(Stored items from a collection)
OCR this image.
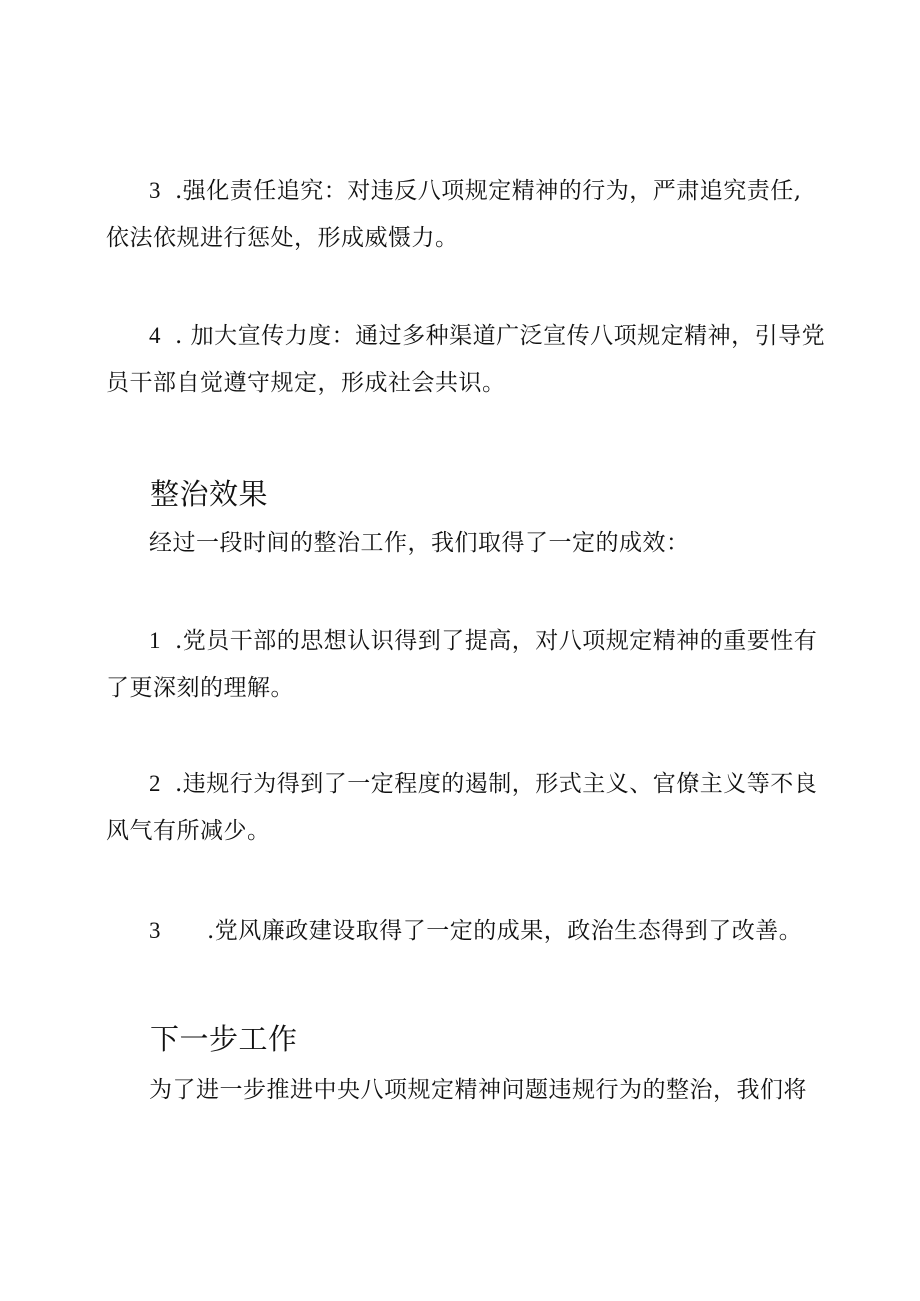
3 .强化责任追究：对违反八项规定精神的行为，严肃追究责任,
依法依规进行惩处，形成威慑力。
4 . 加大宣传力度：通过多种渠道广泛宣传八项规定精神，引导党
员干部自觉遵守规定，形成社会共识。
整治效果
经过一段时间的整治工作，我们取得了一定的成效：
1 .党员干部的思想认识得到了提高，对八项规定精神的重要性有
了更深刻的理解。
2 .违规行为得到了一定程度的遏制，形式主义、官僚主义等不良
风气有所减少。
3 .党风廉政建设取得了一定的成果，政治生态得到了改善。
下一步工作
为了进一步推进中央八项规定精神问题违规行为的整治，我们将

*Exercise description*: Quote everything in the listing above exactly; pictures are the only thing to omit.

*Solution for this exercise*:
OCR this image.
3 .强化责任追究：对违反八项规定精神的行为，严肃追究责任,
依法依规进行惩处，形成威慑力。
4 . 加大宣传力度：通过多种渠道广泛宣传八项规定精神，引导党
员干部自觉遵守规定，形成社会共识。
整治效果
经过一段时间的整治工作，我们取得了一定的成效：
1 .党员干部的思想认识得到了提高，对八项规定精神的重要性有
了更深刻的理解。
2 .违规行为得到了一定程度的遏制，形式主义、官僚主义等不良
风气有所减少。
3 .党风廉政建设取得了一定的成果，政治生态得到了改善。
下一步工作
为了进一步推进中央八项规定精神问题违规行为的整治，我们将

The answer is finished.